▶ **Work required**:
Return the listing below in full, with every line exactly as it is.

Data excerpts
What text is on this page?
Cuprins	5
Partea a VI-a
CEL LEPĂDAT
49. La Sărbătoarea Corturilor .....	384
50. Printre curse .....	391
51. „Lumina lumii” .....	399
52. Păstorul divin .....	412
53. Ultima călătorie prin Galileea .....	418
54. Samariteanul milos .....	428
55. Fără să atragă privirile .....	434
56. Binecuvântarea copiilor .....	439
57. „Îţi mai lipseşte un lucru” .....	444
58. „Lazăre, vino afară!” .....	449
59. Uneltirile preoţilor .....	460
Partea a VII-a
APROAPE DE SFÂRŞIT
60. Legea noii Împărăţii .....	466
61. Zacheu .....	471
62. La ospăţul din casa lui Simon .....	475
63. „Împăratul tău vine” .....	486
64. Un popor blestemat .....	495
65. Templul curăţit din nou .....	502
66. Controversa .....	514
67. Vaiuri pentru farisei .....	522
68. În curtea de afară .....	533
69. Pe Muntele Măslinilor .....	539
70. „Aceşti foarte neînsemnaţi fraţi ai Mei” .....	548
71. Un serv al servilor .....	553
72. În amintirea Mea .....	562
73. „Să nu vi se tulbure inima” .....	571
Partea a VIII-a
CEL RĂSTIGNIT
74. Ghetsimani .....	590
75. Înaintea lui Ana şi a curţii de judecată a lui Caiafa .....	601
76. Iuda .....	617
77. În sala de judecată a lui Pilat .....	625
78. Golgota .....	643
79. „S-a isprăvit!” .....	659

▶ **Correct output**:
What text is on this page?
Cuprins	5
Partea a VI-a
CEL LEPĂDAT
49. La Sărbătoarea Corturilor .....	384
50. Printre curse .....	391
51. „Lumina lumii” .....	399
52. Păstorul divin .....	412
53. Ultima călătorie prin Galileea .....	418
54. Samariteanul milos .....	428
55. Fără să atragă privirile .....	434
56. Binecuvântarea copiilor .....	439
57. „Îţi mai lipseşte un lucru” .....	444
58. „Lazăre, vino afară!” .....	449
59. Uneltirile preoţilor .....	460
Partea a VII-a
APROAPE DE SFÂRŞIT
60. Legea noii Împărăţii .....	466
61. Zacheu .....	471
62. La ospăţul din casa lui Simon .....	475
63. „Împăratul tău vine” .....	486
64. Un popor blestemat .....	495
65. Templul curăţit din nou .....	502
66. Controversa .....	514
67. Vaiuri pentru farisei .....	522
68. În curtea de afară .....	533
69. Pe Muntele Măslinilor .....	539
70. „Aceşti foarte neînsemnaţi fraţi ai Mei” .....	548
71. Un serv al servilor .....	553
72. În amintirea Mea .....	562
73. „Să nu vi se tulbure inima” .....	571
Partea a VIII-a
CEL RĂSTIGNIT
74. Ghetsimani .....	590
75. Înaintea lui Ana şi a curţii de judecată a lui Caiafa .....	601
76. Iuda .....	617
77. În sala de judecată a lui Pilat .....	625
78. Golgota .....	643
79. „S-a isprăvit!” .....	659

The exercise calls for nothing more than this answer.